→ AIM OF THE EXERCISE
Output each entry that follows exactly. Images stay out.

→ RECORDS FOR PROCESSING
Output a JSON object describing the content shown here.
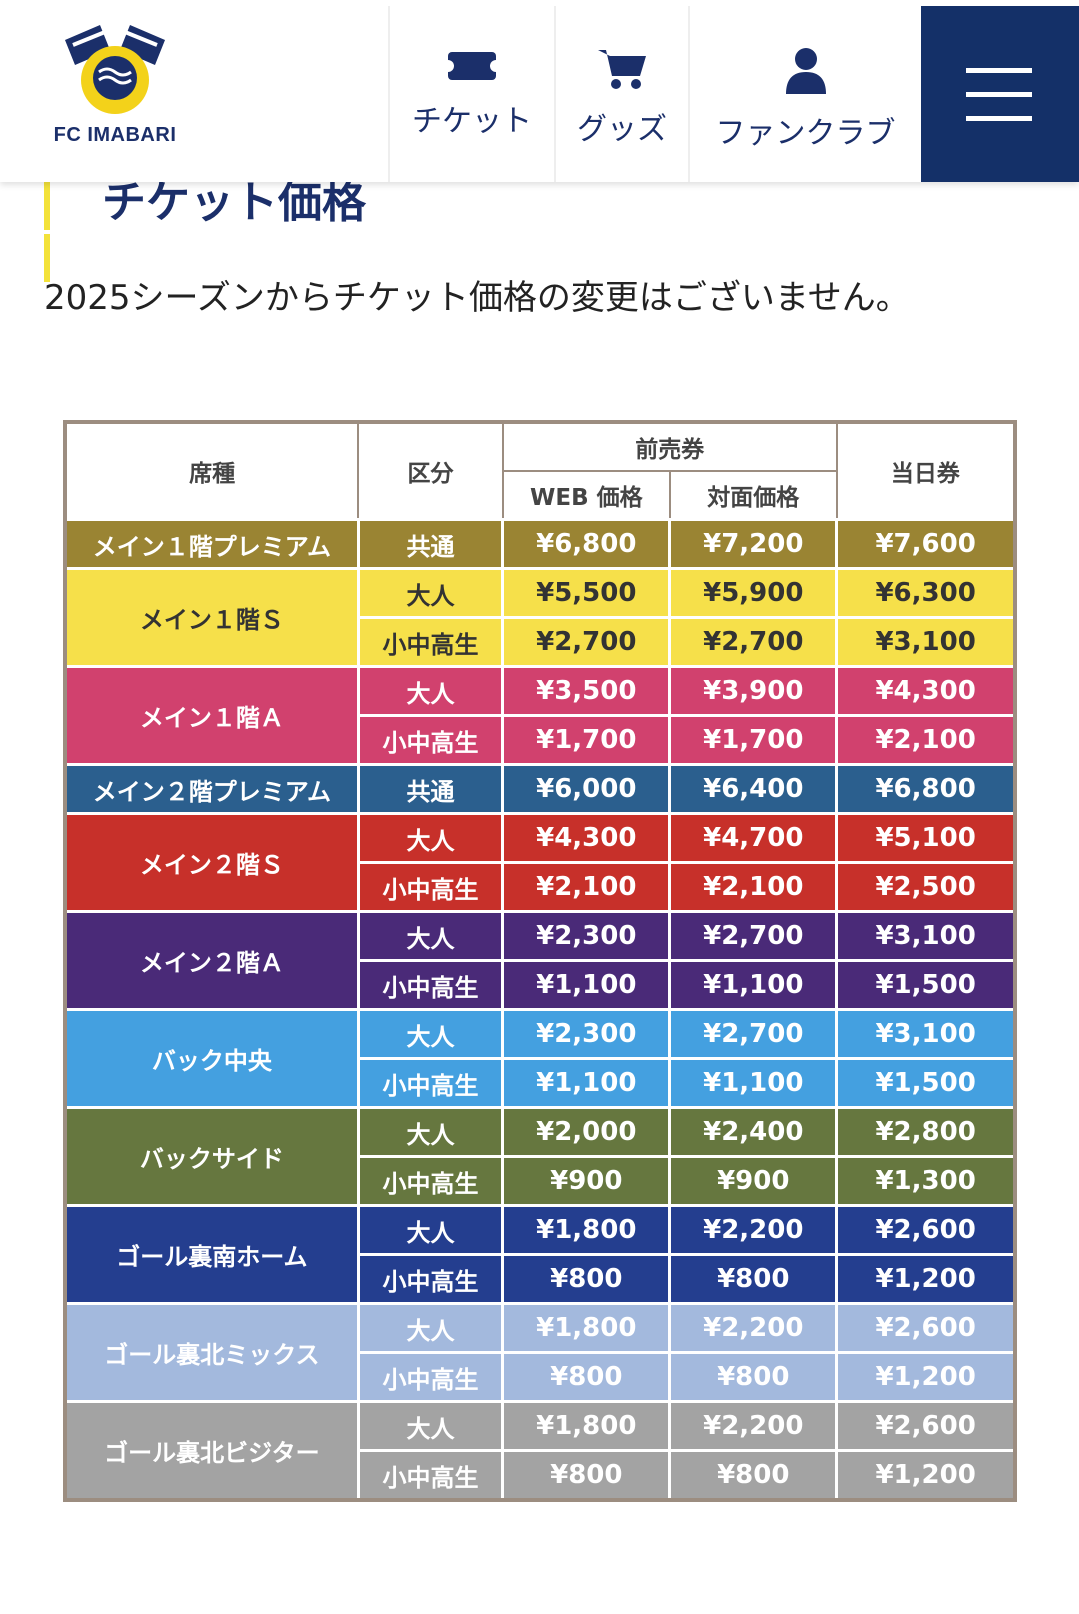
{
  "header": {
    "logo_text": "FC IMABARI",
    "nav": [
      "チケット",
      "グッズ",
      "ファンクラブ"
    ]
  },
  "section": {
    "title": "チケット価格",
    "note": "2025シーズンからチケット価格の変更はございません。"
  },
  "table": {
    "headers": {
      "seat": "席種",
      "category": "区分",
      "advance": "前売券",
      "web": "WEB 価格",
      "counter": "対面価格",
      "day": "当日券"
    },
    "rows": [
      {
        "seat": "メイン１階プレミアム",
        "color": "#9a8433",
        "text_color": "#ffffff",
        "tiers": [
          {
            "category": "共通",
            "web": "¥6,800",
            "counter": "¥7,200",
            "day": "¥7,600"
          }
        ]
      },
      {
        "seat": "メイン１階Ｓ",
        "color": "#f6e04a",
        "text_color": "#333333",
        "tiers": [
          {
            "category": "大人",
            "web": "¥5,500",
            "counter": "¥5,900",
            "day": "¥6,300"
          },
          {
            "category": "小中高生",
            "web": "¥2,700",
            "counter": "¥2,700",
            "day": "¥3,100"
          }
        ]
      },
      {
        "seat": "メイン１階Ａ",
        "color": "#d1416e",
        "text_color": "#ffffff",
        "tiers": [
          {
            "category": "大人",
            "web": "¥3,500",
            "counter": "¥3,900",
            "day": "¥4,300"
          },
          {
            "category": "小中高生",
            "web": "¥1,700",
            "counter": "¥1,700",
            "day": "¥2,100"
          }
        ]
      },
      {
        "seat": "メイン２階プレミアム",
        "color": "#2b5f8e",
        "text_color": "#ffffff",
        "tiers": [
          {
            "category": "共通",
            "web": "¥6,000",
            "counter": "¥6,400",
            "day": "¥6,800"
          }
        ]
      },
      {
        "seat": "メイン２階Ｓ",
        "color": "#c7302a",
        "text_color": "#ffffff",
        "tiers": [
          {
            "category": "大人",
            "web": "¥4,300",
            "counter": "¥4,700",
            "day": "¥5,100"
          },
          {
            "category": "小中高生",
            "web": "¥2,100",
            "counter": "¥2,100",
            "day": "¥2,500"
          }
        ]
      },
      {
        "seat": "メイン２階Ａ",
        "color": "#4a2a78",
        "text_color": "#ffffff",
        "tiers": [
          {
            "category": "大人",
            "web": "¥2,300",
            "counter": "¥2,700",
            "day": "¥3,100"
          },
          {
            "category": "小中高生",
            "web": "¥1,100",
            "counter": "¥1,100",
            "day": "¥1,500"
          }
        ]
      },
      {
        "seat": "バック中央",
        "color": "#44a0e0",
        "text_color": "#ffffff",
        "tiers": [
          {
            "category": "大人",
            "web": "¥2,300",
            "counter": "¥2,700",
            "day": "¥3,100"
          },
          {
            "category": "小中高生",
            "web": "¥1,100",
            "counter": "¥1,100",
            "day": "¥1,500"
          }
        ]
      },
      {
        "seat": "バックサイド",
        "color": "#66773f",
        "text_color": "#ffffff",
        "tiers": [
          {
            "category": "大人",
            "web": "¥2,000",
            "counter": "¥2,400",
            "day": "¥2,800"
          },
          {
            "category": "小中高生",
            "web": "¥900",
            "counter": "¥900",
            "day": "¥1,300"
          }
        ]
      },
      {
        "seat": "ゴール裏南ホーム",
        "color": "#243e8f",
        "text_color": "#ffffff",
        "tiers": [
          {
            "category": "大人",
            "web": "¥1,800",
            "counter": "¥2,200",
            "day": "¥2,600"
          },
          {
            "category": "小中高生",
            "web": "¥800",
            "counter": "¥800",
            "day": "¥1,200"
          }
        ]
      },
      {
        "seat": "ゴール裏北ミックス",
        "color": "#a3b9dd",
        "text_color": "#ffffff",
        "tiers": [
          {
            "category": "大人",
            "web": "¥1,800",
            "counter": "¥2,200",
            "day": "¥2,600"
          },
          {
            "category": "小中高生",
            "web": "¥800",
            "counter": "¥800",
            "day": "¥1,200"
          }
        ]
      },
      {
        "seat": "ゴール裏北ビジター",
        "color": "#a3a3a3",
        "text_color": "#ffffff",
        "tiers": [
          {
            "category": "大人",
            "web": "¥1,800",
            "counter": "¥2,200",
            "day": "¥2,600"
          },
          {
            "category": "小中高生",
            "web": "¥800",
            "counter": "¥800",
            "day": "¥1,200"
          }
        ]
      }
    ]
  }
}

→ TASK SOLUTION
Output a JSON object describing the content shown here.
{
  "header": {
    "logo_text": "FC IMABARI",
    "nav": [
      "チケット",
      "グッズ",
      "ファンクラブ"
    ]
  },
  "section": {
    "title": "チケット価格",
    "note": "2025シーズンからチケット価格の変更はございません。"
  },
  "table": {
    "headers": {
      "seat": "席種",
      "category": "区分",
      "advance": "前売券",
      "web": "WEB 価格",
      "counter": "対面価格",
      "day": "当日券"
    },
    "rows": [
      {
        "seat": "メイン１階プレミアム",
        "color": "#9a8433",
        "text_color": "#ffffff",
        "tiers": [
          {
            "category": "共通",
            "web": "¥6,800",
            "counter": "¥7,200",
            "day": "¥7,600"
          }
        ]
      },
      {
        "seat": "メイン１階Ｓ",
        "color": "#f6e04a",
        "text_color": "#333333",
        "tiers": [
          {
            "category": "大人",
            "web": "¥5,500",
            "counter": "¥5,900",
            "day": "¥6,300"
          },
          {
            "category": "小中高生",
            "web": "¥2,700",
            "counter": "¥2,700",
            "day": "¥3,100"
          }
        ]
      },
      {
        "seat": "メイン１階Ａ",
        "color": "#d1416e",
        "text_color": "#ffffff",
        "tiers": [
          {
            "category": "大人",
            "web": "¥3,500",
            "counter": "¥3,900",
            "day": "¥4,300"
          },
          {
            "category": "小中高生",
            "web": "¥1,700",
            "counter": "¥1,700",
            "day": "¥2,100"
          }
        ]
      },
      {
        "seat": "メイン２階プレミアム",
        "color": "#2b5f8e",
        "text_color": "#ffffff",
        "tiers": [
          {
            "category": "共通",
            "web": "¥6,000",
            "counter": "¥6,400",
            "day": "¥6,800"
          }
        ]
      },
      {
        "seat": "メイン２階Ｓ",
        "color": "#c7302a",
        "text_color": "#ffffff",
        "tiers": [
          {
            "category": "大人",
            "web": "¥4,300",
            "counter": "¥4,700",
            "day": "¥5,100"
          },
          {
            "category": "小中高生",
            "web": "¥2,100",
            "counter": "¥2,100",
            "day": "¥2,500"
          }
        ]
      },
      {
        "seat": "メイン２階Ａ",
        "color": "#4a2a78",
        "text_color": "#ffffff",
        "tiers": [
          {
            "category": "大人",
            "web": "¥2,300",
            "counter": "¥2,700",
            "day": "¥3,100"
          },
          {
            "category": "小中高生",
            "web": "¥1,100",
            "counter": "¥1,100",
            "day": "¥1,500"
          }
        ]
      },
      {
        "seat": "バック中央",
        "color": "#44a0e0",
        "text_color": "#ffffff",
        "tiers": [
          {
            "category": "大人",
            "web": "¥2,300",
            "counter": "¥2,700",
            "day": "¥3,100"
          },
          {
            "category": "小中高生",
            "web": "¥1,100",
            "counter": "¥1,100",
            "day": "¥1,500"
          }
        ]
      },
      {
        "seat": "バックサイド",
        "color": "#66773f",
        "text_color": "#ffffff",
        "tiers": [
          {
            "category": "大人",
            "web": "¥2,000",
            "counter": "¥2,400",
            "day": "¥2,800"
          },
          {
            "category": "小中高生",
            "web": "¥900",
            "counter": "¥900",
            "day": "¥1,300"
          }
        ]
      },
      {
        "seat": "ゴール裏南ホーム",
        "color": "#243e8f",
        "text_color": "#ffffff",
        "tiers": [
          {
            "category": "大人",
            "web": "¥1,800",
            "counter": "¥2,200",
            "day": "¥2,600"
          },
          {
            "category": "小中高生",
            "web": "¥800",
            "counter": "¥800",
            "day": "¥1,200"
          }
        ]
      },
      {
        "seat": "ゴール裏北ミックス",
        "color": "#a3b9dd",
        "text_color": "#ffffff",
        "tiers": [
          {
            "category": "大人",
            "web": "¥1,800",
            "counter": "¥2,200",
            "day": "¥2,600"
          },
          {
            "category": "小中高生",
            "web": "¥800",
            "counter": "¥800",
            "day": "¥1,200"
          }
        ]
      },
      {
        "seat": "ゴール裏北ビジター",
        "color": "#a3a3a3",
        "text_color": "#ffffff",
        "tiers": [
          {
            "category": "大人",
            "web": "¥1,800",
            "counter": "¥2,200",
            "day": "¥2,600"
          },
          {
            "category": "小中高生",
            "web": "¥800",
            "counter": "¥800",
            "day": "¥1,200"
          }
        ]
      }
    ]
  }
}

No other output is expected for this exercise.